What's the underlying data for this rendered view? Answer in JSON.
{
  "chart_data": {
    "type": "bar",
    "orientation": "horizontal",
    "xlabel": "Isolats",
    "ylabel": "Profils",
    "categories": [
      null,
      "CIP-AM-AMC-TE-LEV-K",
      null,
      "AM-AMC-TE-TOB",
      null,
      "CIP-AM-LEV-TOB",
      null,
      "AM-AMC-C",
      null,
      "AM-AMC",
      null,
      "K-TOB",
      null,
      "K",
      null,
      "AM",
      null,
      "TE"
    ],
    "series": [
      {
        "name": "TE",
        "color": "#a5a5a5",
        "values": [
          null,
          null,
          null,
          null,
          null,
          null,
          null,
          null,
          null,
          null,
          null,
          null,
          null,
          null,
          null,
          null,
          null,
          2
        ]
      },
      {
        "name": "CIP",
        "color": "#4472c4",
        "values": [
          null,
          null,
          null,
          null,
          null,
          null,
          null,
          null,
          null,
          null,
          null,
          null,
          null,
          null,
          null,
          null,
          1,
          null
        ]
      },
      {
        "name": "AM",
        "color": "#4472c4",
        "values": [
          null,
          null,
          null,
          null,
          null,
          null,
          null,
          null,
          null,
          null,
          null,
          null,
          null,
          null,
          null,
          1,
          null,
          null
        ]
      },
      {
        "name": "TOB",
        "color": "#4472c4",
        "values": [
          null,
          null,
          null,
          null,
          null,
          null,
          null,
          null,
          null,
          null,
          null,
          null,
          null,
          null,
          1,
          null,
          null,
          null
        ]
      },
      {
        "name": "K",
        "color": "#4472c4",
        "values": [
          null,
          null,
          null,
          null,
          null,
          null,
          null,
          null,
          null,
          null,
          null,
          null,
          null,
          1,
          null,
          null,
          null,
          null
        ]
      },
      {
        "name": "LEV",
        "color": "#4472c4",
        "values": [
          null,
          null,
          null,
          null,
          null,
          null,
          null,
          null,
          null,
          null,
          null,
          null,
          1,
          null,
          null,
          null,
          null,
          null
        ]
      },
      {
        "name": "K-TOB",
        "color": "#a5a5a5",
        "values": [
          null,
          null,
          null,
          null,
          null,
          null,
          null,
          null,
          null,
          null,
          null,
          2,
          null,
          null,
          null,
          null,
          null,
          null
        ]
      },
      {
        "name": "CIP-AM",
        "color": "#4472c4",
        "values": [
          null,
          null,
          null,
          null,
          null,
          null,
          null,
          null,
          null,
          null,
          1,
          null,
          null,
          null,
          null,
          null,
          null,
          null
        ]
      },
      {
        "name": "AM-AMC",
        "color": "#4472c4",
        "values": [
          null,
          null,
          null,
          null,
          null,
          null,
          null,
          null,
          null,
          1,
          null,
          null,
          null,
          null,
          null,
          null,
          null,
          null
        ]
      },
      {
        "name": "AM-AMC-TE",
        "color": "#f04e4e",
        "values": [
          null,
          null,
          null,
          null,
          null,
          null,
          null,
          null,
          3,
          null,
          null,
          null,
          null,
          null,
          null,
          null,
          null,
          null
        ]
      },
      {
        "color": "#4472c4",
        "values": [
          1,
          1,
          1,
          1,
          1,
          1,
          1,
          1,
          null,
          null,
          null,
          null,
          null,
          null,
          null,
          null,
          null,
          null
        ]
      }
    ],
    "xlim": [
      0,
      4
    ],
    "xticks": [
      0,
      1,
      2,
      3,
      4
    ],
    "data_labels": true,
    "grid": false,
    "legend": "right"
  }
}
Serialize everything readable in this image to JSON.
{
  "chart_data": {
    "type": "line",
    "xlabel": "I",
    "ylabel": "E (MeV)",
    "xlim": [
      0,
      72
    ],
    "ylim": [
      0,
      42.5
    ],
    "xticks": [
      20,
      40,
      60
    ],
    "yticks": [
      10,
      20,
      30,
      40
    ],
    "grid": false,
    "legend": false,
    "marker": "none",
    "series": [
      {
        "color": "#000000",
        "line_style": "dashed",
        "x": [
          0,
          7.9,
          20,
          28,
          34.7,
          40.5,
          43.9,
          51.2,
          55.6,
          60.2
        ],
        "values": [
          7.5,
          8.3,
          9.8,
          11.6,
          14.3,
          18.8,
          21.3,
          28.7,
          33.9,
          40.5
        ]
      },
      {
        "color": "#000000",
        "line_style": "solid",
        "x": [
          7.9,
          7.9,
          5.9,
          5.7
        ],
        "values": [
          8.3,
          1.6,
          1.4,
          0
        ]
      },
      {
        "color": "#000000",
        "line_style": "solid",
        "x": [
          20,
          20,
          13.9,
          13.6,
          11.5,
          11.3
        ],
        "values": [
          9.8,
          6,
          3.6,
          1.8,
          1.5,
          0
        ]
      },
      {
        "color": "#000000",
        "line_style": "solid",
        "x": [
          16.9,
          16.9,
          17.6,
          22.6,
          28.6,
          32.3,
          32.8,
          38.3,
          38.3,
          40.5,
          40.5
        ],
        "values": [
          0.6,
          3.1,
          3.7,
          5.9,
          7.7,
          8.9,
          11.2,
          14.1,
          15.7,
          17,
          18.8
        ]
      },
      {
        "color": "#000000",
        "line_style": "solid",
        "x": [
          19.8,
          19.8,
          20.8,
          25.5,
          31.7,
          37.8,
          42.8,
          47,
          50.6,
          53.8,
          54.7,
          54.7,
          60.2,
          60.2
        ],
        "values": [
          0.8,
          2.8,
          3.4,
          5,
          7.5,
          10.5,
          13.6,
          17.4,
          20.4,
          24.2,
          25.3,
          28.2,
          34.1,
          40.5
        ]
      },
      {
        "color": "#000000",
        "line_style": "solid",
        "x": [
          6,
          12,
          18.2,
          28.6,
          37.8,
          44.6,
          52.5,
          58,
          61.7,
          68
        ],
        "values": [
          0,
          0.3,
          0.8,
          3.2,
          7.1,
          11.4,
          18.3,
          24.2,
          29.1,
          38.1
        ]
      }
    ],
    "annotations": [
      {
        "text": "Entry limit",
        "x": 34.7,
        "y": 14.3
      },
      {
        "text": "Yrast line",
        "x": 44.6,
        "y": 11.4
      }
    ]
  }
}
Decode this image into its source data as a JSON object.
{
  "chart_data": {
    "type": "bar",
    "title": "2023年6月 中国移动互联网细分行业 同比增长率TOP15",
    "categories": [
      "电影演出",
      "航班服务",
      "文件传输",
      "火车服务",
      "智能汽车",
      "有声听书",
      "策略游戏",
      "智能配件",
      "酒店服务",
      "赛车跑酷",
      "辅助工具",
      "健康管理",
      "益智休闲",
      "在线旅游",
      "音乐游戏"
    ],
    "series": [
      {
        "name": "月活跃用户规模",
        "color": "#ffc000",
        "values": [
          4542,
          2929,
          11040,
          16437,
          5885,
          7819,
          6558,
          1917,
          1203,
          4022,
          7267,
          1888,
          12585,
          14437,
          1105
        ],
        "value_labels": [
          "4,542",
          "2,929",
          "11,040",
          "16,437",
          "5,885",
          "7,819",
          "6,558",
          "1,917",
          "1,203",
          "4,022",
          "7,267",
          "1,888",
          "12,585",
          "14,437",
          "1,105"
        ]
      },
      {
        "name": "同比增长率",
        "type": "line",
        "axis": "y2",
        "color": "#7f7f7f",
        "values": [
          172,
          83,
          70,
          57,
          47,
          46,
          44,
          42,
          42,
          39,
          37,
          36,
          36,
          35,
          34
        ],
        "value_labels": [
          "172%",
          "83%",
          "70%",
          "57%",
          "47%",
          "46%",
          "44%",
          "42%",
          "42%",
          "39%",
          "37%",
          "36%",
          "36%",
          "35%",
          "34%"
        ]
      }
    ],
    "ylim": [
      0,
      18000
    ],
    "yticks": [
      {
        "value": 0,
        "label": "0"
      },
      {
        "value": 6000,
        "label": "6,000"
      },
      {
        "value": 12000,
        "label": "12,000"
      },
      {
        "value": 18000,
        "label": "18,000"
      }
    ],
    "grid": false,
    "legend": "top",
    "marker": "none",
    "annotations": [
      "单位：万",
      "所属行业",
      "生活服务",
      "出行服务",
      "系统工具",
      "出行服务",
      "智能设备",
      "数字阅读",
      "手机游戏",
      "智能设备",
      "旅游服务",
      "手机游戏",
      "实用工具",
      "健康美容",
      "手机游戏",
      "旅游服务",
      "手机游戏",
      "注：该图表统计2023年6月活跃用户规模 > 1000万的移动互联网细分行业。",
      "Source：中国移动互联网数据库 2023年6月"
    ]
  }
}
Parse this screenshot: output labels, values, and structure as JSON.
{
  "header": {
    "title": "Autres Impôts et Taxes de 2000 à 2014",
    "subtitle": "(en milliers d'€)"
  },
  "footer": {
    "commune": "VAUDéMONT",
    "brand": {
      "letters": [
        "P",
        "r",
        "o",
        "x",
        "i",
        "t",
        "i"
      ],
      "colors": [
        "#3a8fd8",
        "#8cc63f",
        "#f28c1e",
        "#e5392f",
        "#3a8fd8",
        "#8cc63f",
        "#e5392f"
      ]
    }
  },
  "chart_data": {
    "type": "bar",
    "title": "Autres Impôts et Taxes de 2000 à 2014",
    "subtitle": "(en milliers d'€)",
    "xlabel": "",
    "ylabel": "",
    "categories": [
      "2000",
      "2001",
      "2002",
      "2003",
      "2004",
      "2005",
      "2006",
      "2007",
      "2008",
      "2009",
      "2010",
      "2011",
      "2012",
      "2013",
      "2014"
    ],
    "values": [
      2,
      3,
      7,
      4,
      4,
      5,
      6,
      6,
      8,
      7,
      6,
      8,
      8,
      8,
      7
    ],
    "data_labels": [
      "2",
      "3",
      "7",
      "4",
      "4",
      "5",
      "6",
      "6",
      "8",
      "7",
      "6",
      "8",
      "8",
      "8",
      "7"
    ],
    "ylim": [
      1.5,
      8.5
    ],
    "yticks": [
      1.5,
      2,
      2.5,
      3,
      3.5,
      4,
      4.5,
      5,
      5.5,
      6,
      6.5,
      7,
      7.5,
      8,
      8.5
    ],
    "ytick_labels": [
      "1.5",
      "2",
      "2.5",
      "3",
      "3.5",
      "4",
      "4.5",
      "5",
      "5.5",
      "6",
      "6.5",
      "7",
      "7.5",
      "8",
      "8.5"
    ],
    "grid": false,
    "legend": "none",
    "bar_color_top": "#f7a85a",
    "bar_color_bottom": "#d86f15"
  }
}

● Stated goal
Show, from the listing above, each line that contains the word "subtitle".

● Exercise answer
    "subtitle": "(en milliers d'€)"
    "subtitle": "(en milliers d'€)",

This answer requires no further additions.